> Task inputs:
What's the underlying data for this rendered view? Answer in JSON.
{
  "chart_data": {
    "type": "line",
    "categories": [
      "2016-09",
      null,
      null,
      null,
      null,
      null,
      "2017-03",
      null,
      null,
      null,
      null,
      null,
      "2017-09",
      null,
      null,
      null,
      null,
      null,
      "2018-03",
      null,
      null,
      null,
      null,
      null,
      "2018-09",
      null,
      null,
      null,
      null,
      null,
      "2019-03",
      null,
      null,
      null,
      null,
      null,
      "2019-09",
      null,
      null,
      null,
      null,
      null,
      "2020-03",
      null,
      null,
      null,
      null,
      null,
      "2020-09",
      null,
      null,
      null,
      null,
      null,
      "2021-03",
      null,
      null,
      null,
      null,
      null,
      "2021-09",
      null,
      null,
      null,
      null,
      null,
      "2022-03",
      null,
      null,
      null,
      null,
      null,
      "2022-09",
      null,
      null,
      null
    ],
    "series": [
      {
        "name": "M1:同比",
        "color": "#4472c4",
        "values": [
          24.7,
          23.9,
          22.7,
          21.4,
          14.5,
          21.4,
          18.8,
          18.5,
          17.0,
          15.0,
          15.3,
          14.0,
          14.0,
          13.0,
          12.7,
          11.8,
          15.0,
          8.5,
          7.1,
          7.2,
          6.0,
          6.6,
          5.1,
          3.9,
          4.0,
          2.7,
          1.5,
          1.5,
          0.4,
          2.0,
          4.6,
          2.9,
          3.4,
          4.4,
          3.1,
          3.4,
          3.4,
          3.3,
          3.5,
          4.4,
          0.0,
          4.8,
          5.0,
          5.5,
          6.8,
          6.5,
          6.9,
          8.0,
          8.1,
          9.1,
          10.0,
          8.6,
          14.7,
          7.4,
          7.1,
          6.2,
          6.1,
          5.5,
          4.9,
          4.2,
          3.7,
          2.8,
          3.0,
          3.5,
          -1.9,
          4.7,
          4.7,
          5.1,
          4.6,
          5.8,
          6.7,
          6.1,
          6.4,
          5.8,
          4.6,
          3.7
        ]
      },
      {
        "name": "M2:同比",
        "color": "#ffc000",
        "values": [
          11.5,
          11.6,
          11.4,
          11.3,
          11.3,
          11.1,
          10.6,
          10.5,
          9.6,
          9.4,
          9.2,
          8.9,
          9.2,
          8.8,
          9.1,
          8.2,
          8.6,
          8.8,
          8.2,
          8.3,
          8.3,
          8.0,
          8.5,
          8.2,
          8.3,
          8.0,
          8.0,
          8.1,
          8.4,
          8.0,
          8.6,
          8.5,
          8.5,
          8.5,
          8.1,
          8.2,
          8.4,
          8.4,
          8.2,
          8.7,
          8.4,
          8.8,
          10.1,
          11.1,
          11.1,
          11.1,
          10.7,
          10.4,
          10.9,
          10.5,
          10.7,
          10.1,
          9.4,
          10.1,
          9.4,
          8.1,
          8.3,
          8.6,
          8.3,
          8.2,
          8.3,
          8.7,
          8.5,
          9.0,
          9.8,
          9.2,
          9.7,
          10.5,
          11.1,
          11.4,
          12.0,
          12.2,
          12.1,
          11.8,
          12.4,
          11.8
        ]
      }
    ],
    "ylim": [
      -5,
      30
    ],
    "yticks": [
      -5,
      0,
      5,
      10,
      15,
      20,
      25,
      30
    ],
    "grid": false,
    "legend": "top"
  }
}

> Task goal:
Type out all of the material again, word for word.

> Solution below:
What's the underlying data for this rendered view? Answer in JSON.
{
  "chart_data": {
    "type": "line",
    "categories": [
      "2016-09",
      null,
      null,
      null,
      null,
      null,
      "2017-03",
      null,
      null,
      null,
      null,
      null,
      "2017-09",
      null,
      null,
      null,
      null,
      null,
      "2018-03",
      null,
      null,
      null,
      null,
      null,
      "2018-09",
      null,
      null,
      null,
      null,
      null,
      "2019-03",
      null,
      null,
      null,
      null,
      null,
      "2019-09",
      null,
      null,
      null,
      null,
      null,
      "2020-03",
      null,
      null,
      null,
      null,
      null,
      "2020-09",
      null,
      null,
      null,
      null,
      null,
      "2021-03",
      null,
      null,
      null,
      null,
      null,
      "2021-09",
      null,
      null,
      null,
      null,
      null,
      "2022-03",
      null,
      null,
      null,
      null,
      null,
      "2022-09",
      null,
      null,
      null
    ],
    "series": [
      {
        "name": "M1:同比",
        "color": "#4472c4",
        "values": [
          24.7,
          23.9,
          22.7,
          21.4,
          14.5,
          21.4,
          18.8,
          18.5,
          17.0,
          15.0,
          15.3,
          14.0,
          14.0,
          13.0,
          12.7,
          11.8,
          15.0,
          8.5,
          7.1,
          7.2,
          6.0,
          6.6,
          5.1,
          3.9,
          4.0,
          2.7,
          1.5,
          1.5,
          0.4,
          2.0,
          4.6,
          2.9,
          3.4,
          4.4,
          3.1,
          3.4,
          3.4,
          3.3,
          3.5,
          4.4,
          0.0,
          4.8,
          5.0,
          5.5,
          6.8,
          6.5,
          6.9,
          8.0,
          8.1,
          9.1,
          10.0,
          8.6,
          14.7,
          7.4,
          7.1,
          6.2,
          6.1,
          5.5,
          4.9,
          4.2,
          3.7,
          2.8,
          3.0,
          3.5,
          -1.9,
          4.7,
          4.7,
          5.1,
          4.6,
          5.8,
          6.7,
          6.1,
          6.4,
          5.8,
          4.6,
          3.7
        ]
      },
      {
        "name": "M2:同比",
        "color": "#ffc000",
        "values": [
          11.5,
          11.6,
          11.4,
          11.3,
          11.3,
          11.1,
          10.6,
          10.5,
          9.6,
          9.4,
          9.2,
          8.9,
          9.2,
          8.8,
          9.1,
          8.2,
          8.6,
          8.8,
          8.2,
          8.3,
          8.3,
          8.0,
          8.5,
          8.2,
          8.3,
          8.0,
          8.0,
          8.1,
          8.4,
          8.0,
          8.6,
          8.5,
          8.5,
          8.5,
          8.1,
          8.2,
          8.4,
          8.4,
          8.2,
          8.7,
          8.4,
          8.8,
          10.1,
          11.1,
          11.1,
          11.1,
          10.7,
          10.4,
          10.9,
          10.5,
          10.7,
          10.1,
          9.4,
          10.1,
          9.4,
          8.1,
          8.3,
          8.6,
          8.3,
          8.2,
          8.3,
          8.7,
          8.5,
          9.0,
          9.8,
          9.2,
          9.7,
          10.5,
          11.1,
          11.4,
          12.0,
          12.2,
          12.1,
          11.8,
          12.4,
          11.8
        ]
      }
    ],
    "ylim": [
      -5,
      30
    ],
    "yticks": [
      -5,
      0,
      5,
      10,
      15,
      20,
      25,
      30
    ],
    "grid": false,
    "legend": "top"
  }
}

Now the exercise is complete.